• [TASK DIRECTIONS]: Omit the pictures from the entries below and retype everything else exactly.
# RECORDS FOR THE TASK start
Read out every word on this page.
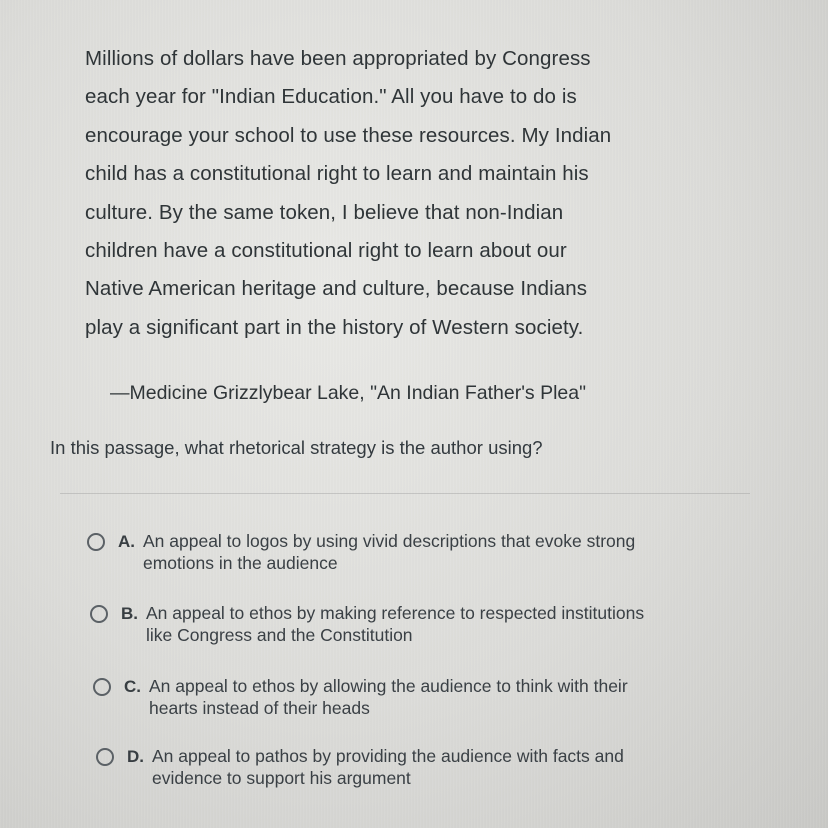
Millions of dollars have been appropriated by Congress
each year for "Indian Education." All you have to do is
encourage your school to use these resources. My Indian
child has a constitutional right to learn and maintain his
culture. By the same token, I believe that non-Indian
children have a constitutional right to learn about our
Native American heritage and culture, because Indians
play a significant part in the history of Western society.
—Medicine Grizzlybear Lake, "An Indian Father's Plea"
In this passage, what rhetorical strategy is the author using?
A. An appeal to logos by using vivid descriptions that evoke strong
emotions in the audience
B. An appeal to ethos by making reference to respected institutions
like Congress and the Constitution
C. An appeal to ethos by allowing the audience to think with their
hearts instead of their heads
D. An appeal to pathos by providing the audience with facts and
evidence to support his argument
# RECORDS FOR THE TASK end
• [RESULT OF THE TASK]:
Read out every word on this page.
Millions of dollars have been appropriated by Congress
each year for "Indian Education." All you have to do is
encourage your school to use these resources. My Indian
child has a constitutional right to learn and maintain his
culture. By the same token, I believe that non-Indian
children have a constitutional right to learn about our
Native American heritage and culture, because Indians
play a significant part in the history of Western society.
—Medicine Grizzlybear Lake, "An Indian Father's Plea"
In this passage, what rhetorical strategy is the author using?
A. An appeal to logos by using vivid descriptions that evoke strong
emotions in the audience
B. An appeal to ethos by making reference to respected institutions
like Congress and the Constitution
C. An appeal to ethos by allowing the audience to think with their
hearts instead of their heads
D. An appeal to pathos by providing the audience with facts and
evidence to support his argument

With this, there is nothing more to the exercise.